**Request**
Transcribe the listing in full, excluding any pictures.

-- Start of Material for this task --

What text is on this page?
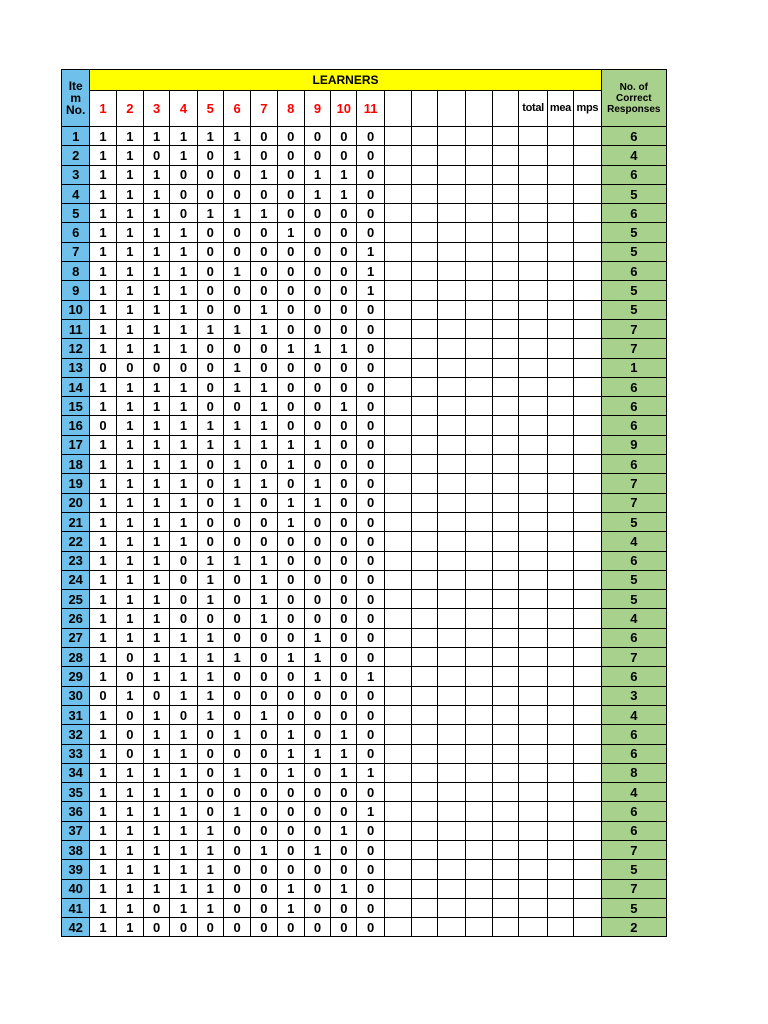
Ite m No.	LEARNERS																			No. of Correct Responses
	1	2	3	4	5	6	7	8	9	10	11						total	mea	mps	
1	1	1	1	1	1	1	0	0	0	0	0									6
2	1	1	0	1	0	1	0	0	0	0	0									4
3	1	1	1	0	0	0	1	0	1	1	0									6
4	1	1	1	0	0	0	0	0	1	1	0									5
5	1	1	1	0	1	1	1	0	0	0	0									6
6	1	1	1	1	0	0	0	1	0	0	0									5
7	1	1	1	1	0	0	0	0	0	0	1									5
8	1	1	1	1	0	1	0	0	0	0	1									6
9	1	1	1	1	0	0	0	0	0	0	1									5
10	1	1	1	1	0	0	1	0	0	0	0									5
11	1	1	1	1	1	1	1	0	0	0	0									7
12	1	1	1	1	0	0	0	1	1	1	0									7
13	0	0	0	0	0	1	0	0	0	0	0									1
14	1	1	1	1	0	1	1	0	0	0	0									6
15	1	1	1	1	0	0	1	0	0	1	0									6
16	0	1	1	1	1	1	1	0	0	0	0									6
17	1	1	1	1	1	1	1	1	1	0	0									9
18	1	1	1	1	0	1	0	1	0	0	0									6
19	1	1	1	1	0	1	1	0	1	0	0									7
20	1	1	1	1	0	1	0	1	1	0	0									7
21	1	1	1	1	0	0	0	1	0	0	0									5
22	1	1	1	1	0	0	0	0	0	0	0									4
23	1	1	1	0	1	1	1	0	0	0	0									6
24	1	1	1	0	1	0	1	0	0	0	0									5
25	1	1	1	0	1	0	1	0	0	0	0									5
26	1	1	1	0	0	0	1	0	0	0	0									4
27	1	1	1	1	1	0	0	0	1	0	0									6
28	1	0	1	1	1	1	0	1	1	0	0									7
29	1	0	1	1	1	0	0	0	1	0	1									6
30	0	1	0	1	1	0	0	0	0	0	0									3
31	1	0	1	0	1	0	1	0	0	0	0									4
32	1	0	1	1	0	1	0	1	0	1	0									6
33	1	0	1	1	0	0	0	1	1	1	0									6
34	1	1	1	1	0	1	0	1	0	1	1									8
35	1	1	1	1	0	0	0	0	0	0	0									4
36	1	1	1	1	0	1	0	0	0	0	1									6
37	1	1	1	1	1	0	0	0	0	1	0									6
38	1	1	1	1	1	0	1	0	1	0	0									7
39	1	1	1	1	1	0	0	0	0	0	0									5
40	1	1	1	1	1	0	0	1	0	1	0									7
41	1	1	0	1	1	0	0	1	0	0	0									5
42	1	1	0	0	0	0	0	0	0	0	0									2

-- End of Material for this task --

**Solution for this problem**
What text is on this page?
Ite m No.	LEARNERS																			No. of Correct Responses
	1	2	3	4	5	6	7	8	9	10	11						total	mea	mps	
1	1	1	1	1	1	1	0	0	0	0	0									6
2	1	1	0	1	0	1	0	0	0	0	0									4
3	1	1	1	0	0	0	1	0	1	1	0									6
4	1	1	1	0	0	0	0	0	1	1	0									5
5	1	1	1	0	1	1	1	0	0	0	0									6
6	1	1	1	1	0	0	0	1	0	0	0									5
7	1	1	1	1	0	0	0	0	0	0	1									5
8	1	1	1	1	0	1	0	0	0	0	1									6
9	1	1	1	1	0	0	0	0	0	0	1									5
10	1	1	1	1	0	0	1	0	0	0	0									5
11	1	1	1	1	1	1	1	0	0	0	0									7
12	1	1	1	1	0	0	0	1	1	1	0									7
13	0	0	0	0	0	1	0	0	0	0	0									1
14	1	1	1	1	0	1	1	0	0	0	0									6
15	1	1	1	1	0	0	1	0	0	1	0									6
16	0	1	1	1	1	1	1	0	0	0	0									6
17	1	1	1	1	1	1	1	1	1	0	0									9
18	1	1	1	1	0	1	0	1	0	0	0									6
19	1	1	1	1	0	1	1	0	1	0	0									7
20	1	1	1	1	0	1	0	1	1	0	0									7
21	1	1	1	1	0	0	0	1	0	0	0									5
22	1	1	1	1	0	0	0	0	0	0	0									4
23	1	1	1	0	1	1	1	0	0	0	0									6
24	1	1	1	0	1	0	1	0	0	0	0									5
25	1	1	1	0	1	0	1	0	0	0	0									5
26	1	1	1	0	0	0	1	0	0	0	0									4
27	1	1	1	1	1	0	0	0	1	0	0									6
28	1	0	1	1	1	1	0	1	1	0	0									7
29	1	0	1	1	1	0	0	0	1	0	1									6
30	0	1	0	1	1	0	0	0	0	0	0									3
31	1	0	1	0	1	0	1	0	0	0	0									4
32	1	0	1	1	0	1	0	1	0	1	0									6
33	1	0	1	1	0	0	0	1	1	1	0									6
34	1	1	1	1	0	1	0	1	0	1	1									8
35	1	1	1	1	0	0	0	0	0	0	0									4
36	1	1	1	1	0	1	0	0	0	0	1									6
37	1	1	1	1	1	0	0	0	0	1	0									6
38	1	1	1	1	1	0	1	0	1	0	0									7
39	1	1	1	1	1	0	0	0	0	0	0									5
40	1	1	1	1	1	0	0	1	0	1	0									7
41	1	1	0	1	1	0	0	1	0	0	0									5
42	1	1	0	0	0	0	0	0	0	0	0									2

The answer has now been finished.